━━━ Data entries ━━━

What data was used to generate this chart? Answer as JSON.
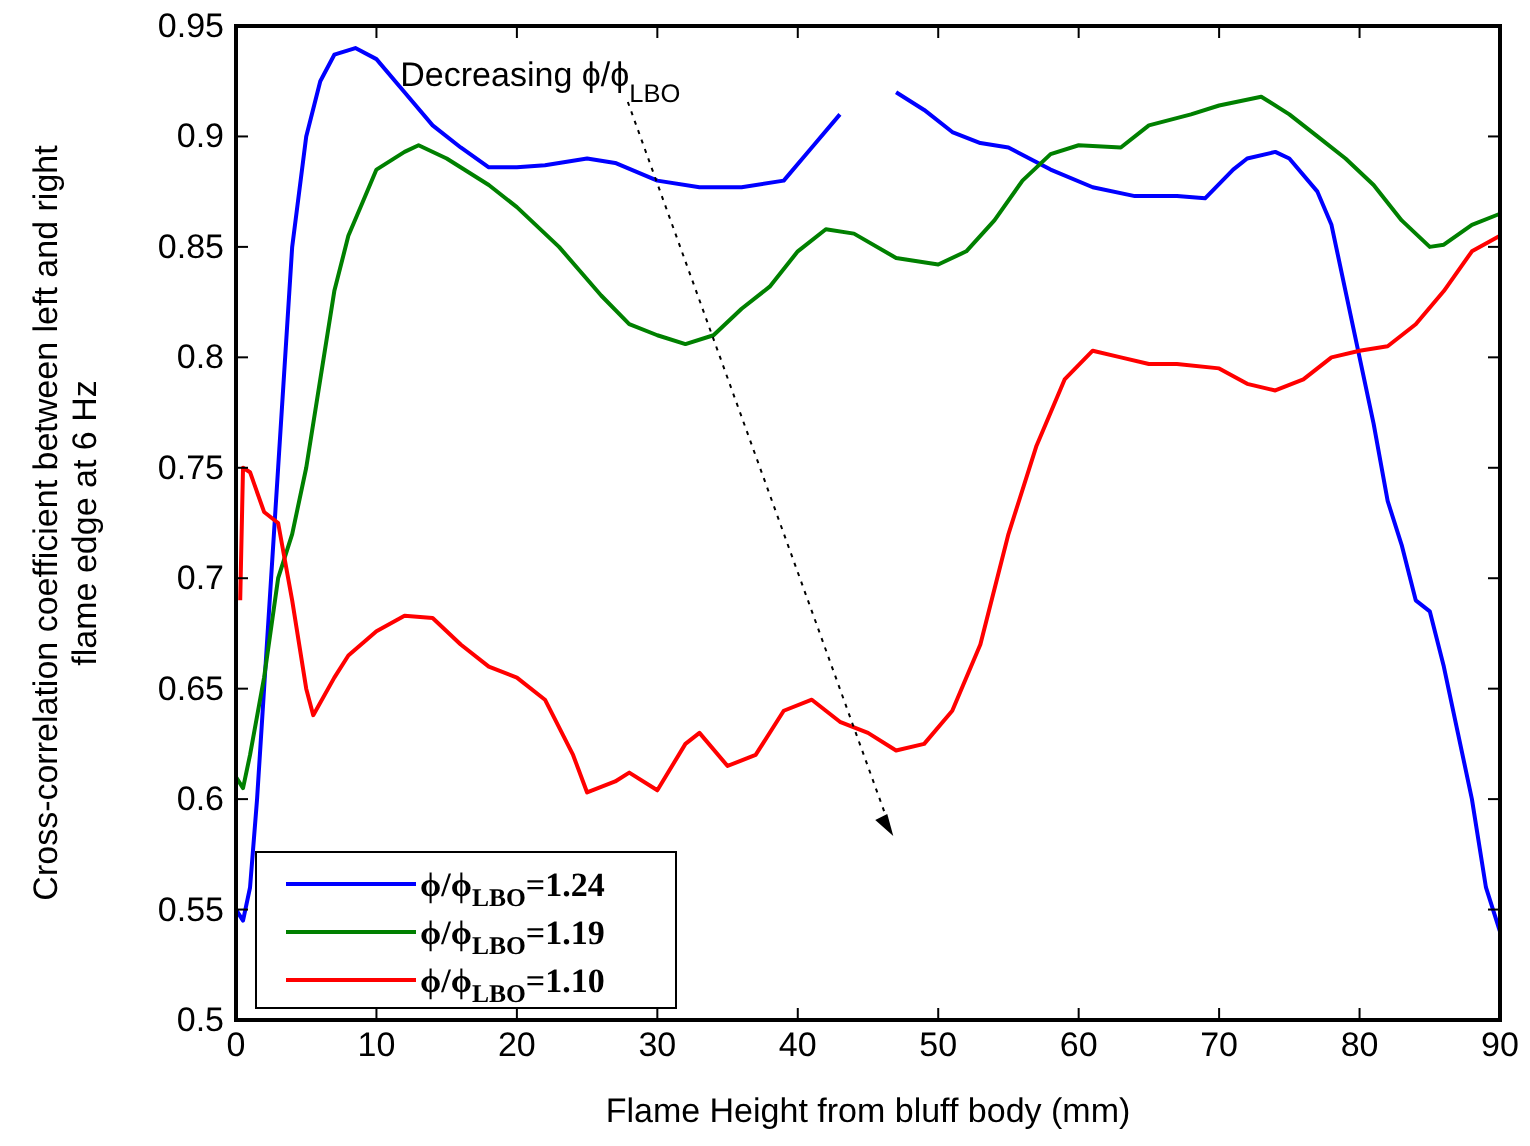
{
  "chart_data": {
    "type": "line",
    "xlabel": "Flame Height from bluff body (mm)",
    "ylabel": "Cross-correlation coefficient between left and right flame edge at 6 Hz",
    "xlim": [
      0,
      90
    ],
    "xticks": [
      0,
      10,
      20,
      30,
      40,
      50,
      60,
      70,
      80,
      90
    ],
    "ylim": [
      0.5,
      0.95
    ],
    "yticks": [
      0.5,
      0.55,
      0.6,
      0.65,
      0.7,
      0.75,
      0.8,
      0.85,
      0.9,
      0.95
    ],
    "grid": false,
    "legend": "bottom left",
    "marker": "none",
    "line_style": "solid",
    "annotations": [
      "Decreasing ϕ/ϕ$_{LBO}$"
    ],
    "series": [
      {
        "name": "ϕ/ϕ$_{LBO}$=1.24",
        "color": "#0000ff",
        "x": [
          0,
          0.5,
          1,
          1.5,
          2,
          2.5,
          3,
          3.5,
          4,
          5,
          6,
          7,
          8.5,
          10,
          12,
          14,
          16,
          18,
          20,
          22,
          25,
          27,
          30,
          33,
          36,
          39,
          41,
          43,
          45,
          47,
          49,
          51,
          53,
          55,
          58,
          61,
          64,
          67,
          69,
          71,
          72,
          74,
          75,
          77,
          78,
          79,
          80,
          81,
          82,
          83,
          84,
          85,
          86,
          87,
          88,
          89,
          90
        ],
        "values": [
          0.55,
          0.545,
          0.56,
          0.6,
          0.65,
          0.7,
          0.75,
          0.8,
          0.85,
          0.9,
          0.925,
          0.937,
          0.94,
          0.935,
          0.92,
          0.905,
          0.895,
          0.886,
          0.886,
          0.887,
          0.89,
          0.888,
          0.88,
          0.877,
          0.877,
          0.88,
          0.895,
          0.91,
          null,
          0.92,
          0.912,
          0.902,
          0.897,
          0.895,
          0.885,
          0.877,
          0.873,
          0.873,
          0.872,
          0.885,
          0.89,
          0.893,
          0.89,
          0.875,
          0.86,
          0.83,
          0.8,
          0.77,
          0.735,
          0.715,
          0.69,
          0.685,
          0.66,
          0.63,
          0.6,
          0.56,
          0.54
        ]
      },
      {
        "name": "ϕ/ϕ$_{LBO}$=1.19",
        "color": "#008000",
        "x": [
          0,
          0.5,
          1,
          2,
          3,
          4,
          5,
          6,
          7,
          8,
          9,
          10,
          12,
          13,
          15,
          18,
          20,
          23,
          26,
          28,
          30,
          32,
          34,
          36,
          38,
          40,
          42,
          44,
          47,
          50,
          52,
          54,
          56,
          58,
          60,
          63,
          65,
          68,
          70,
          73,
          75,
          77,
          79,
          81,
          83,
          85,
          86,
          88,
          90
        ],
        "values": [
          0.61,
          0.605,
          0.62,
          0.655,
          0.7,
          0.72,
          0.75,
          0.79,
          0.83,
          0.855,
          0.87,
          0.885,
          0.893,
          0.896,
          0.89,
          0.878,
          0.868,
          0.85,
          0.828,
          0.815,
          0.81,
          0.806,
          0.81,
          0.822,
          0.832,
          0.848,
          0.858,
          0.856,
          0.845,
          0.842,
          0.848,
          0.862,
          0.88,
          0.892,
          0.896,
          0.895,
          0.905,
          0.91,
          0.914,
          0.918,
          0.91,
          0.9,
          0.89,
          0.878,
          0.862,
          0.85,
          0.851,
          0.86,
          0.865
        ]
      },
      {
        "name": "ϕ/ϕ$_{LBO}$=1.10",
        "color": "#ff0000",
        "x": [
          0.3,
          0.5,
          1,
          2,
          3,
          4,
          5,
          5.5,
          7,
          8,
          10,
          12,
          14,
          16,
          18,
          20,
          22,
          24,
          25,
          27,
          28,
          30,
          32,
          33,
          35,
          37,
          39,
          41,
          43,
          45,
          47,
          49,
          51,
          53,
          55,
          57,
          59,
          61,
          63,
          65,
          67,
          70,
          72,
          74,
          76,
          78,
          80,
          82,
          84,
          86,
          88,
          90
        ],
        "values": [
          0.69,
          0.75,
          0.748,
          0.73,
          0.725,
          0.69,
          0.65,
          0.638,
          0.655,
          0.665,
          0.676,
          0.683,
          0.682,
          0.67,
          0.66,
          0.655,
          0.645,
          0.62,
          0.603,
          0.608,
          0.612,
          0.604,
          0.625,
          0.63,
          0.615,
          0.62,
          0.64,
          0.645,
          0.635,
          0.63,
          0.622,
          0.625,
          0.64,
          0.67,
          0.72,
          0.76,
          0.79,
          0.803,
          0.8,
          0.797,
          0.797,
          0.795,
          0.788,
          0.785,
          0.79,
          0.8,
          0.803,
          0.805,
          0.815,
          0.83,
          0.848,
          0.855
        ]
      }
    ]
  }
}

━━━

Return every line containing "left".

Solution to this exercise —
    "ylabel": "Cross-correlation coefficient between left and right flame edge at 6 Hz",
    "legend": "bottom left",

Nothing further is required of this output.